=== OBJECTIVE ===
Check each line of the data for "André" and select those that have it.

=== DATA RECORDS ===
■ ■ ■
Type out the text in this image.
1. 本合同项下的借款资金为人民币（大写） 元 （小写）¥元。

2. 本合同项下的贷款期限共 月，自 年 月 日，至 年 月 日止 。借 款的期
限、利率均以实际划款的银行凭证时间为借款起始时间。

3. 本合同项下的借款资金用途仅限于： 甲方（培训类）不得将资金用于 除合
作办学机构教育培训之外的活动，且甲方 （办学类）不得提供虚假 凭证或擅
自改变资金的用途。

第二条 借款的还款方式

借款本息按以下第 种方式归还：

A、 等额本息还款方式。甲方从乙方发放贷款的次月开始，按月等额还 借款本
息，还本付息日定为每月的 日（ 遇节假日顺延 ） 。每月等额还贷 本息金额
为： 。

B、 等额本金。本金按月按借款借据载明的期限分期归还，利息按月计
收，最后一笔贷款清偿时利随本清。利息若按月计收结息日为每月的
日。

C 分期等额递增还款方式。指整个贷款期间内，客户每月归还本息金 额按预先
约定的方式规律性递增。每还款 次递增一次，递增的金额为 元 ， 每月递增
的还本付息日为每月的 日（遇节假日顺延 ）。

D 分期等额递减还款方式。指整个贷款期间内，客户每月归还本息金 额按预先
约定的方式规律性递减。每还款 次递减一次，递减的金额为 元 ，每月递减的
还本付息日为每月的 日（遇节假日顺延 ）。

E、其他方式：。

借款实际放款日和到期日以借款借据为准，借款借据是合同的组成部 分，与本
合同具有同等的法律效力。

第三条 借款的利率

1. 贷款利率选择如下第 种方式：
■ ■ ■
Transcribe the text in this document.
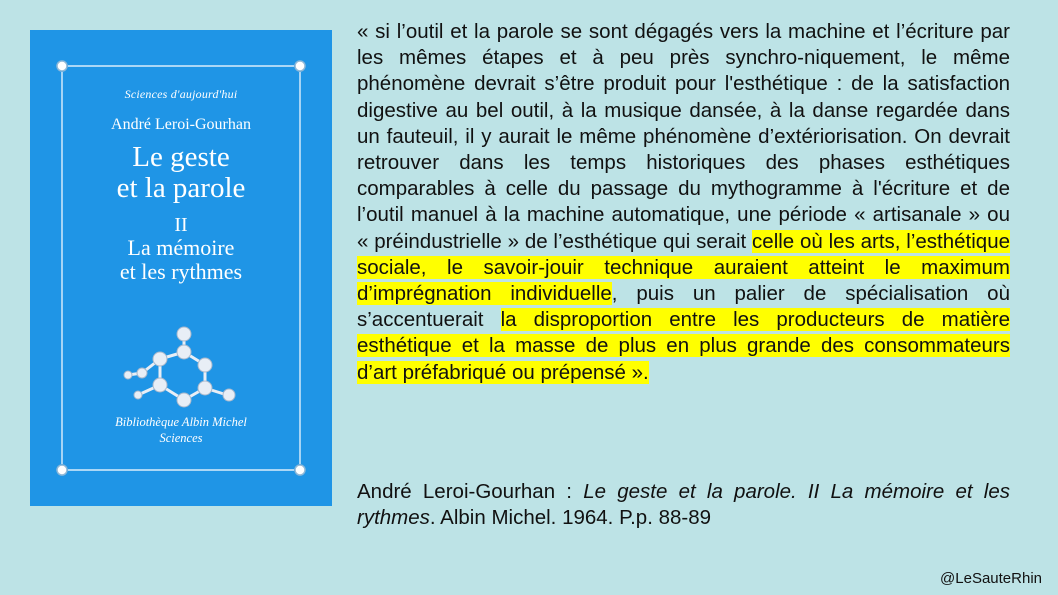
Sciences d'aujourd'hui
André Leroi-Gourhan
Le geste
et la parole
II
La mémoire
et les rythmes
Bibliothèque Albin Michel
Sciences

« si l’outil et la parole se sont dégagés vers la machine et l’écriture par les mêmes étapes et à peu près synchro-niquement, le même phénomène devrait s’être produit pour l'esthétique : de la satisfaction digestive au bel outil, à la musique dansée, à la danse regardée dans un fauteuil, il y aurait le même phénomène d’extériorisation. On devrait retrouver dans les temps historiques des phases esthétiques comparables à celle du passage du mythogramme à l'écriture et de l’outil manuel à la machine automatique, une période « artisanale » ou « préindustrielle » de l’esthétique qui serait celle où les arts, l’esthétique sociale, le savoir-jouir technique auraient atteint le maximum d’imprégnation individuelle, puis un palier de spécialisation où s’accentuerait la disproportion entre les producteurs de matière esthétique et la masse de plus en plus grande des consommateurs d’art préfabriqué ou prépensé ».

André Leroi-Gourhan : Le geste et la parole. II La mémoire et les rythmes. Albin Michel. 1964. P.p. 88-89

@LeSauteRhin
■ ■ ■
=== EXERCISE RESPONSE ===
André Leroi-Gourhan
André Leroi-Gourhan : Le geste et la parole. II La mémoire et les rythmes. Albin Michel. 1964. P.p. 88-89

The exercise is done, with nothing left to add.